Belge Alıntısı:

+ + +

Odak Dergisi ülkemizde ve dünyada yaşanan gelişmeleri Türkiye ve dünya devrimci hareketi açısından anlamaya çalışıyor. Değişik konu başlıklarından oluşan söyleşilerimizde sosyalist örgütlerden ve kişilerden aldığımız görüşler ile ortak bir eleştirel düşünceye varmayı umuyoruz. Söyleşlerimizin bu kez konusu olan “Anti-Emperyalist Barış Hareketi İhtiyacı”na dair sorularımızı Mehmet Yücel’e yönelttik. Aldığımız cevapları sizlerle paylaşıyoruz. İyi okumalar…
ODAK: Emperyalizm savaşları hangi amaçlarla, nerelerde ve nasıl kışkırtıyor?
Mehmet Yücel: Emperyalist savaşlar sömürgeleri paylaşım savaşlarıdır.
Emperyalist ülkeler geçmişte Asya, Afrika ve Latin Amerika ülkelerini paylaşmak amacıyla iki defa dünya savaşı başlattılar.

+ + +

Verilen Görev 1:
Anti-emperyalist barış hareketi üzerine yapılan söyleşinin "Odak Dergisi ülkemizde" ile başlayıp "dünya savaşı başlattılar." ifadesine kadar süren kısmını, "Odak Dergisi" adını "Odak Mecmuası" olarak değiştirip yeniden yazın.
Verilen Görev 2:
Anti-emperyalist barış hareketi üzerine yapılan söyleşiyi, gösterilen son cümlenin ardından devam ettirin.

Bir veri kümesinden öğeler:
+ + +

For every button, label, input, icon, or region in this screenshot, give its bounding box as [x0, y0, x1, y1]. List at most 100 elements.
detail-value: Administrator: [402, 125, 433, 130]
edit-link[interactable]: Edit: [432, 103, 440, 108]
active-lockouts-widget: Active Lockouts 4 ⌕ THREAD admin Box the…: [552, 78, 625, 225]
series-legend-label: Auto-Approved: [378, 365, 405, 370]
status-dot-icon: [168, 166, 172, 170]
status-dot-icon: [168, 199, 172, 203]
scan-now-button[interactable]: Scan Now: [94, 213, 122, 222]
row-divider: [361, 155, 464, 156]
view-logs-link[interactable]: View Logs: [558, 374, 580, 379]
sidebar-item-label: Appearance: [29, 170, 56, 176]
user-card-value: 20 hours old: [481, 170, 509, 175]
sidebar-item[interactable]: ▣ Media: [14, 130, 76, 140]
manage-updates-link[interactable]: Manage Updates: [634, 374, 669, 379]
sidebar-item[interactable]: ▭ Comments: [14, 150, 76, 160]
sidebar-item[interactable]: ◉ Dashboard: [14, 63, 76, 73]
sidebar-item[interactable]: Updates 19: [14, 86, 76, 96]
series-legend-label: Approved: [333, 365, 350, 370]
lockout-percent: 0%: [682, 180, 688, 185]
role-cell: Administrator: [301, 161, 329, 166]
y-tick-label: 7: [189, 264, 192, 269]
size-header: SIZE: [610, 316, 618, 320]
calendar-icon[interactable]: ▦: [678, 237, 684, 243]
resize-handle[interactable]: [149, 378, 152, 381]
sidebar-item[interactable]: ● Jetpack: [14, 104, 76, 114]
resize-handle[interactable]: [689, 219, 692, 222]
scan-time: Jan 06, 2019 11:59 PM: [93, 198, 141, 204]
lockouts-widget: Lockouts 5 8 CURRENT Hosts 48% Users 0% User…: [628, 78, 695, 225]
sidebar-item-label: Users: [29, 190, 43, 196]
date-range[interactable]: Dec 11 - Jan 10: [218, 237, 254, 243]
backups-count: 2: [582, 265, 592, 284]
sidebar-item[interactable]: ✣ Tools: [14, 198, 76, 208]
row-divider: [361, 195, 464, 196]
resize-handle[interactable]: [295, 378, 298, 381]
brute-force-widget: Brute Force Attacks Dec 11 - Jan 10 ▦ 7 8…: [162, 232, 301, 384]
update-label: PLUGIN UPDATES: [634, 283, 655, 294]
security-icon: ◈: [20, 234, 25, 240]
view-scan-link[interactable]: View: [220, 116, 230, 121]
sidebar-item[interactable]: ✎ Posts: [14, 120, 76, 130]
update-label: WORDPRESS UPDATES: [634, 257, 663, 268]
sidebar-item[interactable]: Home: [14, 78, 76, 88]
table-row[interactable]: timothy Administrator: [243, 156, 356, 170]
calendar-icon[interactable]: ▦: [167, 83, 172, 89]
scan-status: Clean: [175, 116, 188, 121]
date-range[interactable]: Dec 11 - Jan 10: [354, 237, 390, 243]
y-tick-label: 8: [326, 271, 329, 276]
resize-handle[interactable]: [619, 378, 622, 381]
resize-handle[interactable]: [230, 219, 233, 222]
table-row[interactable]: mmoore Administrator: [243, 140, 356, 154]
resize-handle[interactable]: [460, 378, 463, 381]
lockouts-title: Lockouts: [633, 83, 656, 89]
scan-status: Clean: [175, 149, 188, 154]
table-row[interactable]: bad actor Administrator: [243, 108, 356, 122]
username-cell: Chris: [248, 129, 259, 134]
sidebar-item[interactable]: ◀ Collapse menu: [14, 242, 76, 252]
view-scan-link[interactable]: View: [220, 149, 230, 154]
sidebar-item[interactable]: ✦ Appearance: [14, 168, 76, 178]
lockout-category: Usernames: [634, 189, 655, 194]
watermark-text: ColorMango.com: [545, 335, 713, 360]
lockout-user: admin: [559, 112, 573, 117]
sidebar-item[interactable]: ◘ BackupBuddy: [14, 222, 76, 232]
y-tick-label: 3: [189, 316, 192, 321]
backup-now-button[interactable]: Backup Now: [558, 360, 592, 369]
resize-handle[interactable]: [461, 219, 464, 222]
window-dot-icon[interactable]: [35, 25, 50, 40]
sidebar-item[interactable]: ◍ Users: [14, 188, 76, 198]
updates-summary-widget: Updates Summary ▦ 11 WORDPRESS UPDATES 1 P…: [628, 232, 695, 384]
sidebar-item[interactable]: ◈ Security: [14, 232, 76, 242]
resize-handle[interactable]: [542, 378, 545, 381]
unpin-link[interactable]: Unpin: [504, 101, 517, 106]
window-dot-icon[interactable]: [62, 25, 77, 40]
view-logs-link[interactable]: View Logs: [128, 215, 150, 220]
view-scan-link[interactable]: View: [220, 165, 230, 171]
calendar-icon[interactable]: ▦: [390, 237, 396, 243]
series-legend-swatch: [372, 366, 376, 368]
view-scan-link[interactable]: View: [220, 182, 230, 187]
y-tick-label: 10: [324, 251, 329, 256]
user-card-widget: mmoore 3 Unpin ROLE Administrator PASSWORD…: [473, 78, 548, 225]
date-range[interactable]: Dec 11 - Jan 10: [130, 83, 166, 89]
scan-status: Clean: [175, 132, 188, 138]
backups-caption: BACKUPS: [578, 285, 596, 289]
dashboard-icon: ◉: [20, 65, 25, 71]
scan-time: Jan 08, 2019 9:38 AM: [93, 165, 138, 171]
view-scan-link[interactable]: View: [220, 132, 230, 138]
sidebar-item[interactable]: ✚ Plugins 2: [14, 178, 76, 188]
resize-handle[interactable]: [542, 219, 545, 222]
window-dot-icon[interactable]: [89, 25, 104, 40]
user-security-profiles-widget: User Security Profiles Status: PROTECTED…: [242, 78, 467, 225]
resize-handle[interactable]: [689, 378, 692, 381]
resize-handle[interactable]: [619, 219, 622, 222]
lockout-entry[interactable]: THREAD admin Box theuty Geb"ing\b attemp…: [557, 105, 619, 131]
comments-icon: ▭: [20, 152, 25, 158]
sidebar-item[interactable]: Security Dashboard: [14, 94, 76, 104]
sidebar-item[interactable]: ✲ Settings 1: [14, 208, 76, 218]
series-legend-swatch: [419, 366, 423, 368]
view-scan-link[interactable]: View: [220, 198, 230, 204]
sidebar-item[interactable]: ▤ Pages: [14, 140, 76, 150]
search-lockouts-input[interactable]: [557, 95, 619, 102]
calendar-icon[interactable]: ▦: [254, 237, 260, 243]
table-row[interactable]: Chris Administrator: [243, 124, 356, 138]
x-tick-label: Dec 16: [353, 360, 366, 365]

+ + +

Nihai Cevap 1:
Odak Mecmuası ülkemizde ve dünyada yaşanan gelişmeleri Türkiye ve dünya devrimci hareketi açısından anlamaya çalışıyor. Değişik konu başlıklarından oluşan söyleşilerimizde sosyalist örgütlerden ve kişilerden aldığımız görüşler ile ortak bir eleştirel düşünceye varmayı umuyoruz. Söyleşlerimizin bu kez konusu olan “Anti-Emperyalist Barış Hareketi İhtiyacı”na dair sorularımızı Mehmet Yücel’e yönelttik. Aldığımız cevapları sizlerle paylaşıyoruz. İyi okumalar…
ODAK: Emperyalizm savaşları hangi amaçlarla, nerelerde ve nasıl kışkırtıyor?
Mehmet Yücel: Emperyalist savaşlar sömürgeleri paylaşım savaşlarıdır.
Emperyalist ülkeler geçmişte Asya, Afrika ve Latin Amerika ülkelerini paylaşmak amacıyla iki defa dünya savaşı başlattılar.

Nihai Cevap 2:
Birincisinde Alman emperyalizmi kapitalist gelişimini daha önceden gerçekleştirmiş, bunun neticesi olarak dünyayı aralarında paylaşmış olan İngiliz ve Fransız emperyalizmine karşı onların sömürgelerinin bir kısmına el koymak amacıyla savaşa başvurmuştur. Şüphesiz savaş, adı geçen devletlerle sınırlı kalmamıştır; her birisi müttefiklerini de savaşa sürüklemiştir. Örneğin Osmanlı İmparatorluğu bu savaşta Alman emperyalistlerinin yanında saf tutmuştur. Almanya ile birlikte savaşın kaybedenleri arasında yer almış, “Dimyat’a pirince giderken evdeki bulgurdan olmuş”tur.
Savaş öncesinde özellikle Avrupa ülkelerinde işçi sınıfını örgütlemiş partiler vardı, sosyal demokrat partiler. Bu partiler yaklaşmakta olan savaşa karşı olduklarını açıklamışlardı. Ne var ki savaş başlayınca bu politikayı terk ederek her biri kendi hakim sınıflarının arkasına takılarak savaşı desteklemişlerdir. Lenin’in önderliğindeki Rus Sosyal Demokrat İşçi Partisi (Bolşevik Parti) hariç. Büyük Ekim Devrimi, Lenin’in önderliğinde RSDİP’nin yürüttüğü bu enternasyonalist politikanın ürünü olarak gerçekleşmiştir.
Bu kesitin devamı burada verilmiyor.